Task directions: In the records below, tally every line containing "Saugi". Report only the total.

— START Data provided —

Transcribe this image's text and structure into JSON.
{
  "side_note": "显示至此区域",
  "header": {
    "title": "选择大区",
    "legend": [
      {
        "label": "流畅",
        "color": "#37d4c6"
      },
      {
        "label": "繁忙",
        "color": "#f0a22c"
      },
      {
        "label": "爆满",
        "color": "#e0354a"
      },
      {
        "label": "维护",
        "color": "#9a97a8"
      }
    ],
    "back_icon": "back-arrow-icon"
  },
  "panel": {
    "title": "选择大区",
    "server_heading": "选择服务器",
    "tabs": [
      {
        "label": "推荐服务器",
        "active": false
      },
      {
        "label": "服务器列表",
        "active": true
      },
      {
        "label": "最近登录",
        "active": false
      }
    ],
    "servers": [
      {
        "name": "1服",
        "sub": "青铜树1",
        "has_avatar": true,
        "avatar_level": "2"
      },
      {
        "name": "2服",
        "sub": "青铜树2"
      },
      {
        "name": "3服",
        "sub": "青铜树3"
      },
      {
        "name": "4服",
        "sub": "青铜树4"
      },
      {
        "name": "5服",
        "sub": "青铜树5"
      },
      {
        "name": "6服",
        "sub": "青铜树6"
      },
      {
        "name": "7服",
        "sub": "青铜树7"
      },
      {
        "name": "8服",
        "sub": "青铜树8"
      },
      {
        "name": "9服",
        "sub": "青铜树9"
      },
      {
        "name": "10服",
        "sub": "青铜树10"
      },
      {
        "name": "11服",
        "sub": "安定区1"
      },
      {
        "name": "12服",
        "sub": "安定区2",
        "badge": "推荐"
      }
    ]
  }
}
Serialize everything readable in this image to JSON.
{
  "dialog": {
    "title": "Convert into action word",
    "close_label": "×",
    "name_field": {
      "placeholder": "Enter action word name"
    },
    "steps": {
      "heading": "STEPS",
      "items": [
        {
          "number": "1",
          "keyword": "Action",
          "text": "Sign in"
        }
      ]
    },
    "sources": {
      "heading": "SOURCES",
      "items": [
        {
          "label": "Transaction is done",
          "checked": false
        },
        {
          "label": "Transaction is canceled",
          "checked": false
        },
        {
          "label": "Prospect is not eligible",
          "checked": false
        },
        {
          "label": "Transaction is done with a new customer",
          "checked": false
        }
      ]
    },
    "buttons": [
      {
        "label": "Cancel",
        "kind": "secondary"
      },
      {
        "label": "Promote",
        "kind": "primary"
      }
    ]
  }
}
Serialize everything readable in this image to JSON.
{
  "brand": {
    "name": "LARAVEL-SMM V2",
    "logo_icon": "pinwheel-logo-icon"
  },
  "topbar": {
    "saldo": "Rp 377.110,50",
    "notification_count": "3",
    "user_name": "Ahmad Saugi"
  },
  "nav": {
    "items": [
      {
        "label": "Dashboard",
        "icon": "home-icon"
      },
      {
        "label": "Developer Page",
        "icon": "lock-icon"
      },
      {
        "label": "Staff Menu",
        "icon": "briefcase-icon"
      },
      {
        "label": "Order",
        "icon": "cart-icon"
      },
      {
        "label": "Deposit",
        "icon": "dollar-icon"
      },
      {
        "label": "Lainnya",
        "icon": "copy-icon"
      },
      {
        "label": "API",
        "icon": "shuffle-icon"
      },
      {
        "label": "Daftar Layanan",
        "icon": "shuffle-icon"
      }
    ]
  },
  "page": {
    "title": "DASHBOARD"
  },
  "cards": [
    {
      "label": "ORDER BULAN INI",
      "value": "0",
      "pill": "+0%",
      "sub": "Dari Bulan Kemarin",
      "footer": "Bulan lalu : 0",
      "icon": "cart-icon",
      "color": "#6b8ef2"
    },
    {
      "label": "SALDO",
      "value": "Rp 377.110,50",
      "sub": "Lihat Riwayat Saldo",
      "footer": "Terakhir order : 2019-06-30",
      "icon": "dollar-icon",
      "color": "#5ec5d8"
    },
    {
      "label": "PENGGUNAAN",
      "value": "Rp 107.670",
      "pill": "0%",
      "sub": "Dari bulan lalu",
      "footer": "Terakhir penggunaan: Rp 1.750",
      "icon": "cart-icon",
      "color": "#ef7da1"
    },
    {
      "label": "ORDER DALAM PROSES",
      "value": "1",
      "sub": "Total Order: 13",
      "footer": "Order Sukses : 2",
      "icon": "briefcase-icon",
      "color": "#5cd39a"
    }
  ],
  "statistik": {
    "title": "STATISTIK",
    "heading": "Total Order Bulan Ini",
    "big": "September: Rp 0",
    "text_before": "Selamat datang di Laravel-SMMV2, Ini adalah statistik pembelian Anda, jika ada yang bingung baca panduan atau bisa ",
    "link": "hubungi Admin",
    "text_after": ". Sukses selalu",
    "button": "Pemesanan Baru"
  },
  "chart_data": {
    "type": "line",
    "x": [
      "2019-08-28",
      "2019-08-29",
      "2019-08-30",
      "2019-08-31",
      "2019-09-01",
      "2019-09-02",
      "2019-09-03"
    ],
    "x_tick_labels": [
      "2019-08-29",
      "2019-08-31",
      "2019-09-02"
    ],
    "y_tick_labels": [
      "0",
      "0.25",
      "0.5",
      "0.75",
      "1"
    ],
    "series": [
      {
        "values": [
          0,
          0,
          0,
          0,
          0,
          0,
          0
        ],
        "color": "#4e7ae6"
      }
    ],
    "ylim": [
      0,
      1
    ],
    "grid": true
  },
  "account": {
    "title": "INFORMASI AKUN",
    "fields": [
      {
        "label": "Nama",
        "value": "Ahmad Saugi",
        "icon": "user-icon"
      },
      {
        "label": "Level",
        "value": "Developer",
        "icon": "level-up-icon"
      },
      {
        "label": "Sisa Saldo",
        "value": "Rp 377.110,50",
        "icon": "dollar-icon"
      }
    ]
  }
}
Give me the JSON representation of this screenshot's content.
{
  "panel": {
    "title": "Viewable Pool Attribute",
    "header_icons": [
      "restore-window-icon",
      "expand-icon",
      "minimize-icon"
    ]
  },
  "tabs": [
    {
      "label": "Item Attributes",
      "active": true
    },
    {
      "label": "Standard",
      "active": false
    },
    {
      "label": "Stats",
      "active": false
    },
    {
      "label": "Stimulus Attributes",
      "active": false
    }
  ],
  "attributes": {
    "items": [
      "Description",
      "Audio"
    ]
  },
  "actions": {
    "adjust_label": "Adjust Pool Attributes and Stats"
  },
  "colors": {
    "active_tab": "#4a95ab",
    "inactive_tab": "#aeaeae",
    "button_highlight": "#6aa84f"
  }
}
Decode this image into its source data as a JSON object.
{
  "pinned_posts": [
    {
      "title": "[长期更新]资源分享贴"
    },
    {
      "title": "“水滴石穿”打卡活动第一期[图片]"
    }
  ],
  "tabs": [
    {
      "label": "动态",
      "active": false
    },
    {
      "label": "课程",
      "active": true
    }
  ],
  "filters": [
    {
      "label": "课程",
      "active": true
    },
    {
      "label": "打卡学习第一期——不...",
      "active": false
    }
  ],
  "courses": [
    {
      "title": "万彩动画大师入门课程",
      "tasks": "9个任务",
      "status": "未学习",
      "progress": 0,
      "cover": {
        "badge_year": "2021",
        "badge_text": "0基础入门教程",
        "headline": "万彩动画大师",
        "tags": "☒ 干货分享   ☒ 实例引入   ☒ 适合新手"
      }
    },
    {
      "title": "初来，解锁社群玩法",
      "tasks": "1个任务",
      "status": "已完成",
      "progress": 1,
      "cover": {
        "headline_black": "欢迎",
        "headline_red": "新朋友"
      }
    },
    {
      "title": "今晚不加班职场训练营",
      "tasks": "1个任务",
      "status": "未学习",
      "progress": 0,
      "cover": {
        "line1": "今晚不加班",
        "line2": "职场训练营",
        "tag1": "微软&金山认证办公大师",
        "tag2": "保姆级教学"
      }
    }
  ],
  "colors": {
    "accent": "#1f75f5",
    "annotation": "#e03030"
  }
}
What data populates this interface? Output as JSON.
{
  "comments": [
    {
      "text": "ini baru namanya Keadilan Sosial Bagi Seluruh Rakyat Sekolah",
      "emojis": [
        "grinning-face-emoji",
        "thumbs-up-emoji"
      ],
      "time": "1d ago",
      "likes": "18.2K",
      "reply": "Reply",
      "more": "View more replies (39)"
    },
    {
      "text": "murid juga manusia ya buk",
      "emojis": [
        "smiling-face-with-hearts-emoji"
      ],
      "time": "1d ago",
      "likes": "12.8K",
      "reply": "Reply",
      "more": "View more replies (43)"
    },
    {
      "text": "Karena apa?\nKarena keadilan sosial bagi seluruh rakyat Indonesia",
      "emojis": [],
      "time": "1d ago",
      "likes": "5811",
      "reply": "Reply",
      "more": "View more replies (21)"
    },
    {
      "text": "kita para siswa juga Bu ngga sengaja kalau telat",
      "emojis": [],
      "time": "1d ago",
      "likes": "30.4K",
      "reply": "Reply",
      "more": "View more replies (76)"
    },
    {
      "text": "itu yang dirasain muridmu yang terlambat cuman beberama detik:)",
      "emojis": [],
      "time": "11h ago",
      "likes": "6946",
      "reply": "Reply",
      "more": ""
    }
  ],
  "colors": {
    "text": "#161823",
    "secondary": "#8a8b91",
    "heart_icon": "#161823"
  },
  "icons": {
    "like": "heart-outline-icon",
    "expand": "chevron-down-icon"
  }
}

— END Data provided —

Exercise output: 2